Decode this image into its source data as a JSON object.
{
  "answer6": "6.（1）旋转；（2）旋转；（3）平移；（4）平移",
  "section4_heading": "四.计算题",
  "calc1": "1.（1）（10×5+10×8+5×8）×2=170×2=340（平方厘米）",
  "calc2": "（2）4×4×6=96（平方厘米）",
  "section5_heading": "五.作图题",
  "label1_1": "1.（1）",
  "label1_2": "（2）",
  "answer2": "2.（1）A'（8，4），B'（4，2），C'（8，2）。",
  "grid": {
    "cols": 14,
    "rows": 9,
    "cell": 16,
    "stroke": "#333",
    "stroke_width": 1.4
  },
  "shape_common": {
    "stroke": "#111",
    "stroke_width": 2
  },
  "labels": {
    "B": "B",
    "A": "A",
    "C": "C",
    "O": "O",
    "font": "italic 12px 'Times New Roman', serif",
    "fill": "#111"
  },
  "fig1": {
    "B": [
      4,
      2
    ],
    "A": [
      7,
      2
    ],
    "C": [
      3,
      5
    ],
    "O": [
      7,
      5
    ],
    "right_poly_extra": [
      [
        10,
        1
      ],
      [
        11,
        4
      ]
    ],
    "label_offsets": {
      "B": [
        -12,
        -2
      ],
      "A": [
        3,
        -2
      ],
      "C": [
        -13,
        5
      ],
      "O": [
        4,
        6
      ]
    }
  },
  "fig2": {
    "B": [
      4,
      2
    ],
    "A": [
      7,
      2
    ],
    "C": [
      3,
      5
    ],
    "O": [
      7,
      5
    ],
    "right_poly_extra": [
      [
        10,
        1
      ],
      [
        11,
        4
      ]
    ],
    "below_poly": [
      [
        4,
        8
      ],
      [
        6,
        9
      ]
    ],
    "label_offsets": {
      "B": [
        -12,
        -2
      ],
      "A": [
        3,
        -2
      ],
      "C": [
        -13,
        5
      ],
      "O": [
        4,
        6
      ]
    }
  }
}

+ + + + + + +

### SET PROBLEM
Type out the material again exactly as presented.

### COMPLETE OUTPUT
Decode this image into its source data as a JSON object.
{
  "answer6": "6.（1）旋转；（2）旋转；（3）平移；（4）平移",
  "section4_heading": "四.计算题",
  "calc1": "1.（1）（10×5+10×8+5×8）×2=170×2=340（平方厘米）",
  "calc2": "（2）4×4×6=96（平方厘米）",
  "section5_heading": "五.作图题",
  "label1_1": "1.（1）",
  "label1_2": "（2）",
  "answer2": "2.（1）A'（8，4），B'（4，2），C'（8，2）。",
  "grid": {
    "cols": 14,
    "rows": 9,
    "cell": 16,
    "stroke": "#333",
    "stroke_width": 1.4
  },
  "shape_common": {
    "stroke": "#111",
    "stroke_width": 2
  },
  "labels": {
    "B": "B",
    "A": "A",
    "C": "C",
    "O": "O",
    "font": "italic 12px 'Times New Roman', serif",
    "fill": "#111"
  },
  "fig1": {
    "B": [
      4,
      2
    ],
    "A": [
      7,
      2
    ],
    "C": [
      3,
      5
    ],
    "O": [
      7,
      5
    ],
    "right_poly_extra": [
      [
        10,
        1
      ],
      [
        11,
        4
      ]
    ],
    "label_offsets": {
      "B": [
        -12,
        -2
      ],
      "A": [
        3,
        -2
      ],
      "C": [
        -13,
        5
      ],
      "O": [
        4,
        6
      ]
    }
  },
  "fig2": {
    "B": [
      4,
      2
    ],
    "A": [
      7,
      2
    ],
    "C": [
      3,
      5
    ],
    "O": [
      7,
      5
    ],
    "right_poly_extra": [
      [
        10,
        1
      ],
      [
        11,
        4
      ]
    ],
    "below_poly": [
      [
        4,
        8
      ],
      [
        6,
        9
      ]
    ],
    "label_offsets": {
      "B": [
        -12,
        -2
      ],
      "A": [
        3,
        -2
      ],
      "C": [
        -13,
        5
      ],
      "O": [
        4,
        6
      ]
    }
  }
}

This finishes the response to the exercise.